-- Start EXCERPTED RECORDS --

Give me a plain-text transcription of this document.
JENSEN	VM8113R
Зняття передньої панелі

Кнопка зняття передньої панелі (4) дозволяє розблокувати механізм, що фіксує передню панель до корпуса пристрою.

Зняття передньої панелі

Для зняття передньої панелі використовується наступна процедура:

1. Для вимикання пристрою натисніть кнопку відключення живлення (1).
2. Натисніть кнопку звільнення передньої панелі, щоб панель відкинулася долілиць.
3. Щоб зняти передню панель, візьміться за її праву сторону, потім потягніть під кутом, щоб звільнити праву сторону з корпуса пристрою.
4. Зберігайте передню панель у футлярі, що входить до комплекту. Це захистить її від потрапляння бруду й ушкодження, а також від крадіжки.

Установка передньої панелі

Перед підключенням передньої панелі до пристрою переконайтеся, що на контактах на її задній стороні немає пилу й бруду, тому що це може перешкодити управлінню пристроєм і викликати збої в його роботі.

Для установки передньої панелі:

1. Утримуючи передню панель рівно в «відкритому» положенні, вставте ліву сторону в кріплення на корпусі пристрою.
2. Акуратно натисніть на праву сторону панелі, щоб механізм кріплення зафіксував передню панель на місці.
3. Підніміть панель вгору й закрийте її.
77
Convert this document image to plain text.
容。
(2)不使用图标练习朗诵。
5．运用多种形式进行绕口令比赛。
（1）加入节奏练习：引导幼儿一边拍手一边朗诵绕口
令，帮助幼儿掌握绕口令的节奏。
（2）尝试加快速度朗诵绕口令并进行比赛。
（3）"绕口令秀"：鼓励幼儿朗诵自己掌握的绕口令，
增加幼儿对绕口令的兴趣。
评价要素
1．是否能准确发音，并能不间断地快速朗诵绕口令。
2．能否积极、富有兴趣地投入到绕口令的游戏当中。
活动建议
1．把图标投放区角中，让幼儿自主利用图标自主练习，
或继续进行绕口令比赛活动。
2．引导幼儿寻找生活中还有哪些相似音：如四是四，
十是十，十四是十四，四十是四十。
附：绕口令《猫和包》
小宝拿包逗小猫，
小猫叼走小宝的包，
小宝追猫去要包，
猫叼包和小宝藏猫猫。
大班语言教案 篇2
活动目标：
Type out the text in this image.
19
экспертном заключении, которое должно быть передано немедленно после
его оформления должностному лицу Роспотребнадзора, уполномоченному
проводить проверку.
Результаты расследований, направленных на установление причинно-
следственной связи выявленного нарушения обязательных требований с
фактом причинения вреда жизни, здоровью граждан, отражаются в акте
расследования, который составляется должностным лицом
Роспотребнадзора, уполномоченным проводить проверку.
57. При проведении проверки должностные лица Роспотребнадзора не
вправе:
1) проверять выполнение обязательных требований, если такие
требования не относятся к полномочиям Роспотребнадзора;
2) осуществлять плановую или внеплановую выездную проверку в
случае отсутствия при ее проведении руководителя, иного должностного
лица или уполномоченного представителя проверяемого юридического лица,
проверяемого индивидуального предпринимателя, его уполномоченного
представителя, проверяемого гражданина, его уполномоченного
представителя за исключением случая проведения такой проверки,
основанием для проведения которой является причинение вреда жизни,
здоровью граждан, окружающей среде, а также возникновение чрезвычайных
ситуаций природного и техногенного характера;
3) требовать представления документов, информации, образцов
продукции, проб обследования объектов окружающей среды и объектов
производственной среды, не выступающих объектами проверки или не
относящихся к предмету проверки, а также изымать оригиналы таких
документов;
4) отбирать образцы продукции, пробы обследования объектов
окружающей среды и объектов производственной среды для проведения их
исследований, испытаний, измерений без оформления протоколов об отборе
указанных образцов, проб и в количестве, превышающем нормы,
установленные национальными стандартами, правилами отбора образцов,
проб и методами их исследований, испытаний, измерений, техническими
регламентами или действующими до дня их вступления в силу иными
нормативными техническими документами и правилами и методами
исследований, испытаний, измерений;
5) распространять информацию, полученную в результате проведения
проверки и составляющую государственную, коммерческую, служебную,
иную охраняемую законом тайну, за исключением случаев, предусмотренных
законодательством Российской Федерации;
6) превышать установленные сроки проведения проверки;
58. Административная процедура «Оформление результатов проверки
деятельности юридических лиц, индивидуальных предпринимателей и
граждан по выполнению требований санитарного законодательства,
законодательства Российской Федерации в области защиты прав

-- End EXCERPTED RECORDS --

- _GIVEN EXERCISE_
From the listing above, pick out every line containing "Российской".

- _SOLUTION BELOW_
законодательством Российской Федерации;
законодательства Российской Федерации в области защиты прав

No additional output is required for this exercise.